## [What the exercise asks]
Reproduce the records below in full and word for word, excluding pictures.

## [Figure record extracts]
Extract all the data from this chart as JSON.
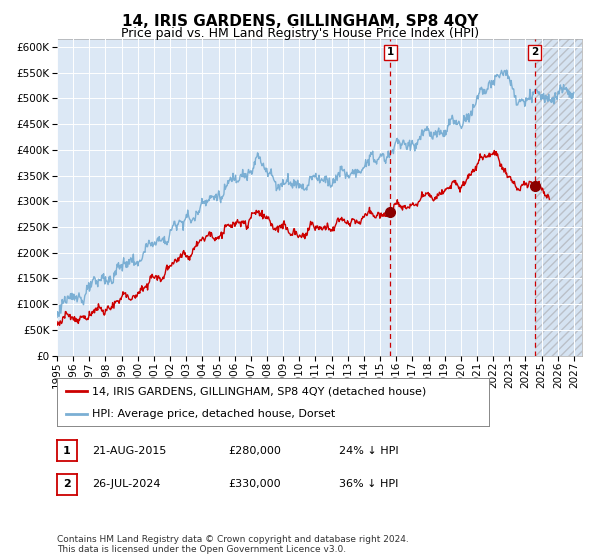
{
  "title": "14, IRIS GARDENS, GILLINGHAM, SP8 4QY",
  "subtitle": "Price paid vs. HM Land Registry's House Price Index (HPI)",
  "ytick_values": [
    0,
    50000,
    100000,
    150000,
    200000,
    250000,
    300000,
    350000,
    400000,
    450000,
    500000,
    550000,
    600000
  ],
  "ylim": [
    0,
    615000
  ],
  "xlim_start": 1995,
  "xlim_end": 2027.5,
  "hpi_color": "#7bafd4",
  "sale_color": "#cc0000",
  "dashed_color": "#cc0000",
  "background_color": "#dce8f5",
  "grid_color": "#ffffff",
  "legend_label_sale": "14, IRIS GARDENS, GILLINGHAM, SP8 4QY (detached house)",
  "legend_label_hpi": "HPI: Average price, detached house, Dorset",
  "sale1_date": "21-AUG-2015",
  "sale1_price": 280000,
  "sale1_note": "24% ↓ HPI",
  "sale1_year": 2015.64,
  "sale2_date": "26-JUL-2024",
  "sale2_price": 330000,
  "sale2_note": "36% ↓ HPI",
  "sale2_year": 2024.56,
  "footer": "Contains HM Land Registry data © Crown copyright and database right 2024.\nThis data is licensed under the Open Government Licence v3.0.",
  "title_fontsize": 11,
  "subtitle_fontsize": 9,
  "tick_fontsize": 7.5,
  "legend_fontsize": 8,
  "footer_fontsize": 6.5
}
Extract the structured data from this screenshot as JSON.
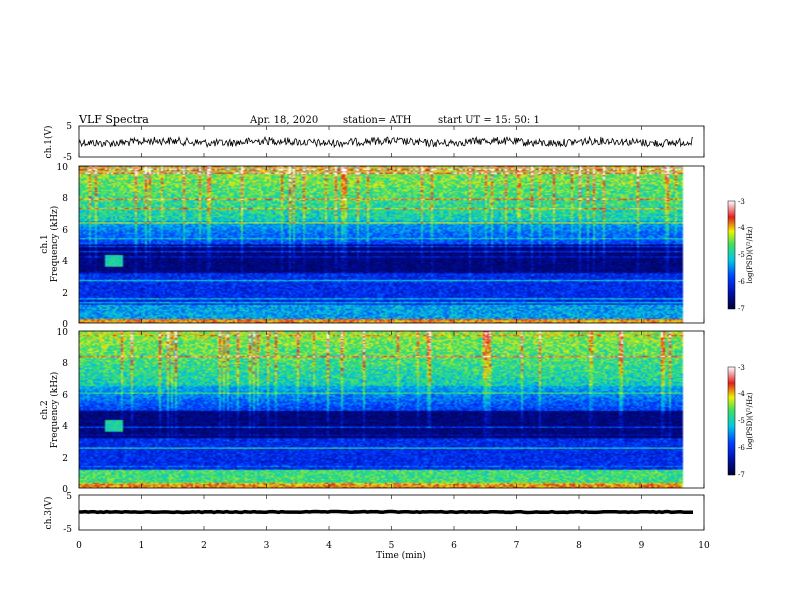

## [Solution to this exercise]
Extract all the data from this chart as JSON.
{
  "title": "14, IRIS GARDENS, GILLINGHAM, SP8 4QY",
  "subtitle": "Price paid vs. HM Land Registry's House Price Index (HPI)",
  "ytick_values": [
    0,
    50000,
    100000,
    150000,
    200000,
    250000,
    300000,
    350000,
    400000,
    450000,
    500000,
    550000,
    600000
  ],
  "ylim": [
    0,
    615000
  ],
  "xlim_start": 1995,
  "xlim_end": 2027.5,
  "hpi_color": "#7bafd4",
  "sale_color": "#cc0000",
  "dashed_color": "#cc0000",
  "background_color": "#dce8f5",
  "grid_color": "#ffffff",
  "legend_label_sale": "14, IRIS GARDENS, GILLINGHAM, SP8 4QY (detached house)",
  "legend_label_hpi": "HPI: Average price, detached house, Dorset",
  "sale1_date": "21-AUG-2015",
  "sale1_price": 280000,
  "sale1_note": "24% ↓ HPI",
  "sale1_year": 2015.64,
  "sale2_date": "26-JUL-2024",
  "sale2_price": 330000,
  "sale2_note": "36% ↓ HPI",
  "sale2_year": 2024.56,
  "footer": "Contains HM Land Registry data © Crown copyright and database right 2024.\nThis data is licensed under the Open Government Licence v3.0.",
  "title_fontsize": 11,
  "subtitle_fontsize": 9,
  "tick_fontsize": 7.5,
  "legend_fontsize": 8,
  "footer_fontsize": 6.5
}
Extract the structured data from this screenshot as JSON.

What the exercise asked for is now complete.